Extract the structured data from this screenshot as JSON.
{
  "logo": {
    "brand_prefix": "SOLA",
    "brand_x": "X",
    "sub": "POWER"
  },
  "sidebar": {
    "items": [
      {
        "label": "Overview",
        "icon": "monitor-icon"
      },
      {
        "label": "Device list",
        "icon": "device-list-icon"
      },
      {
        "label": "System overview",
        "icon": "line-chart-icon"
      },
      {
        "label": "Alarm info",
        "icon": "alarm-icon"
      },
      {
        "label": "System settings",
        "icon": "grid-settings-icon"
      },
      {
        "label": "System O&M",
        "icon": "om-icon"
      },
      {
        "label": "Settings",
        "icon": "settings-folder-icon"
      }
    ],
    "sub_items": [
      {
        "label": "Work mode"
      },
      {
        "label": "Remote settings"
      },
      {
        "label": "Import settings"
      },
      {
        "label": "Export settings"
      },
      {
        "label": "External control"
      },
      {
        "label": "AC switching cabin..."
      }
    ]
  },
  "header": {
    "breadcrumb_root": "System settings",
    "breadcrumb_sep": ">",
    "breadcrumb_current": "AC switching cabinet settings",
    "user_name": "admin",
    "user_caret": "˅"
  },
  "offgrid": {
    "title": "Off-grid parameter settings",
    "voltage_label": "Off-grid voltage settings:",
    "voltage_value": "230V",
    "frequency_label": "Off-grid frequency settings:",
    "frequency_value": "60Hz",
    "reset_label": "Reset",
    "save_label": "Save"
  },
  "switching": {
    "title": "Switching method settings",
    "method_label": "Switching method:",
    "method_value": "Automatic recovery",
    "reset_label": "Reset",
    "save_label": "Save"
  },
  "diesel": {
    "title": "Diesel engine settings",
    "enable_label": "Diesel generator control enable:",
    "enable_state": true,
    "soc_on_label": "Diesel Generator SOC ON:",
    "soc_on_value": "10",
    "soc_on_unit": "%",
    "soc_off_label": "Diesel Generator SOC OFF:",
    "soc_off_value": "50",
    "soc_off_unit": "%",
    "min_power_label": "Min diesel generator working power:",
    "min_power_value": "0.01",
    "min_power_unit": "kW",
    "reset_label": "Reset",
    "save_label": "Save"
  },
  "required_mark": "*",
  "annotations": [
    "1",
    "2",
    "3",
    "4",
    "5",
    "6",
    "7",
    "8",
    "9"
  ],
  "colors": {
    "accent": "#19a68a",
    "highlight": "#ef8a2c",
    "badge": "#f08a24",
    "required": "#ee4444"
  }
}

______

• **TASK DIRECTIONS**
Examine the entries and report how many of their lines contain the string "title", giving no more than the number.

• **TASK OUTPUT**
3